§ **TASK REQUIREMENTS**:
#1 Please set down the part of the tuna recipe starting with "Marinate the tuna" and going on through "and fresh coriander.".
#2 In the tuna recipe, how long should the tuna marinate in the Wok Soy?
#3 Sum up the tuna recipe in two sentences.

§ **TEXT**:
A great dish, easy and so tasty, originally cooked as one element of a 10-course dinner party at my house, devised and cooked by our good friend Chung Yin. The full menu detailed at Chinese Dinner Party
This recipe, together with those for the duck and the melon salad, is reproduced with Chung Yin’s permission.

2 thick tuna steaks
4 tbsp Sharwood’s Wok Soy
Oil for deep-frying
10g Sharwood’s Rice Noodles
Salt and white pepper for seasoning
4 tbsp oil
6 thin slices fresh ginger, approx 1x 2cm
for the dressing
1 tsp roasted sesame oil
2 tbsp dark soy sauce
Juice of 1/2 a lime
1 tbsp chopped fresh coriander
1 x 150g pack salad leaves
Serves 6 as a starter or 2 for a light meal

Delicious as a starter to a banquet or as a special lunch for two.
Marinate the tuna in 4 tablespoons Sharwood’s Wok Soy for half an hour. Heat the oil in a large saucepan or deep fat fryer to 220°C/425°F/gas 7. Drop half of the rice noodles into the hot oil; the noodles should cook and fully expand simultaneously. Remove and drain on kitchen paper. Repeat with second batch of noodles. Heat the oil in a large frying pan add the ginger and fry for 3 minutes. Remove the ginger and three quarters of the oil and leave to one side for the dressing. Heat the frying pan till very hot, fry the tuna for 1 minute each side or until is seared but not cooked all the way through.
Set aside for 5 minutes then slice. To make the dressing mix together the ginger oil, sesame oil, soy sauce, lime juice and fresh coriander.
Place the leaves in a bowl and lightly toss in the dressing, reserving a teaspoon for serving. Arrange the salad leaves on an individual serving dish, layer with noodles and top with the sliced tuna. Serve immediately.

§ **INFORMATION PROVIDED**:
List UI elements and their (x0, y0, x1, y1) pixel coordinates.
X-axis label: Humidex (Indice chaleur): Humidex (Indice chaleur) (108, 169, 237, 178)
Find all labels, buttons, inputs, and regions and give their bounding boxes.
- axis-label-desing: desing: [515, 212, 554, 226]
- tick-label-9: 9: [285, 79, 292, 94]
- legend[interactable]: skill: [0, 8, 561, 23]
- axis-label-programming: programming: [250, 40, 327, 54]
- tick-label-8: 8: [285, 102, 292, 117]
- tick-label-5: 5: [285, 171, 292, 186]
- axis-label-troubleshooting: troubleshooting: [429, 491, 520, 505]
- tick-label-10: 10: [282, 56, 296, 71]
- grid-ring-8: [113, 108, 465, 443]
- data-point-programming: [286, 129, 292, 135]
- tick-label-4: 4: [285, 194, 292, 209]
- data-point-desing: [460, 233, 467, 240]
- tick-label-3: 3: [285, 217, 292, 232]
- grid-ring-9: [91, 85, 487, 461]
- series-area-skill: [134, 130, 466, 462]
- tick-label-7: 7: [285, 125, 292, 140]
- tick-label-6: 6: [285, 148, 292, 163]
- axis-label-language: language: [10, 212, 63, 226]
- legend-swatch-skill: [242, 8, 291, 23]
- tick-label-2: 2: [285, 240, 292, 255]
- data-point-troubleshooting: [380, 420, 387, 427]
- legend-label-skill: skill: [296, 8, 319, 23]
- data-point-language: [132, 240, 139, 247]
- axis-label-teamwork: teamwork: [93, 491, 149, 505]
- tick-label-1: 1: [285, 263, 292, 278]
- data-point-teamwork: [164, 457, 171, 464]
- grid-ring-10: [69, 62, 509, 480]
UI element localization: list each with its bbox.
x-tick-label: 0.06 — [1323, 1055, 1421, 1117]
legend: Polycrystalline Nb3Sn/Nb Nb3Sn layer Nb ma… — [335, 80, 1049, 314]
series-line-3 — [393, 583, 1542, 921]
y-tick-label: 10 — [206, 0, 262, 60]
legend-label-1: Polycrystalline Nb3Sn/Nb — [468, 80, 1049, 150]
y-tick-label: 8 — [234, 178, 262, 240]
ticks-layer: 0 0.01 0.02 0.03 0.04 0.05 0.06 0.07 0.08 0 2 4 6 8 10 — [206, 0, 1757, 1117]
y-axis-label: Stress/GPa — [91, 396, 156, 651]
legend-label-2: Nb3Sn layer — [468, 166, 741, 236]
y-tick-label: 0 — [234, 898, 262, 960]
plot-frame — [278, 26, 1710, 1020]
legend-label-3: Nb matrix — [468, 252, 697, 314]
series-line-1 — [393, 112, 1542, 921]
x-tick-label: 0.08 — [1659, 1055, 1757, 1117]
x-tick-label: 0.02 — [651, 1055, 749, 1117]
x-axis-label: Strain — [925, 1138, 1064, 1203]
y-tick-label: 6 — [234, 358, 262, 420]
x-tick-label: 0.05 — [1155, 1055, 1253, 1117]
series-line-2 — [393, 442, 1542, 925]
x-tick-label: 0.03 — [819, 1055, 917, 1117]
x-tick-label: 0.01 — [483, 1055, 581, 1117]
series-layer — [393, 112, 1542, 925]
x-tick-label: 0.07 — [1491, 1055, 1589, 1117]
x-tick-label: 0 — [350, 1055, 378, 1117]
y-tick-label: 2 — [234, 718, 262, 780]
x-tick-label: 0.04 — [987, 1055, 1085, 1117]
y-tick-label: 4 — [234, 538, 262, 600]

§ **TASK SOLUTIONS**:
#1
Marinate the tuna in 4 tablespoons Sharwood’s Wok Soy for half an hour. Heat the oil in a large saucepan or deep fat fryer to 220°C/425°F/gas 7. Drop half of the rice noodles into the hot oil; the noodles should cook and fully expand simultaneously. Remove and drain on kitchen paper. Repeat with second batch of noodles. Heat the oil in a large frying pan add the ginger and fry for 3 minutes. Remove the ginger and three quarters of the oil and leave to one side for the dressing. Heat the frying pan till very hot, fry the tuna for 1 minute each side or until is seared but not cooked all the way through.
Set aside for 5 minutes then slice. To make the dressing mix together the ginger oil, sesame oil, soy sauce, lime juice and fresh coriander.

#2 Half an hour.

#3 This tuna dish was first cooked by Chung Yin as one part of a 10-course dinner party and serves six as a starter or two as a light meal. The tuna is marinated in soy and seared, then sliced and served over salad leaves and deep-fried rice noodles, with the leaves tossed in a dressing of ginger oil, sesame oil, soy sauce, lime juice and coriander.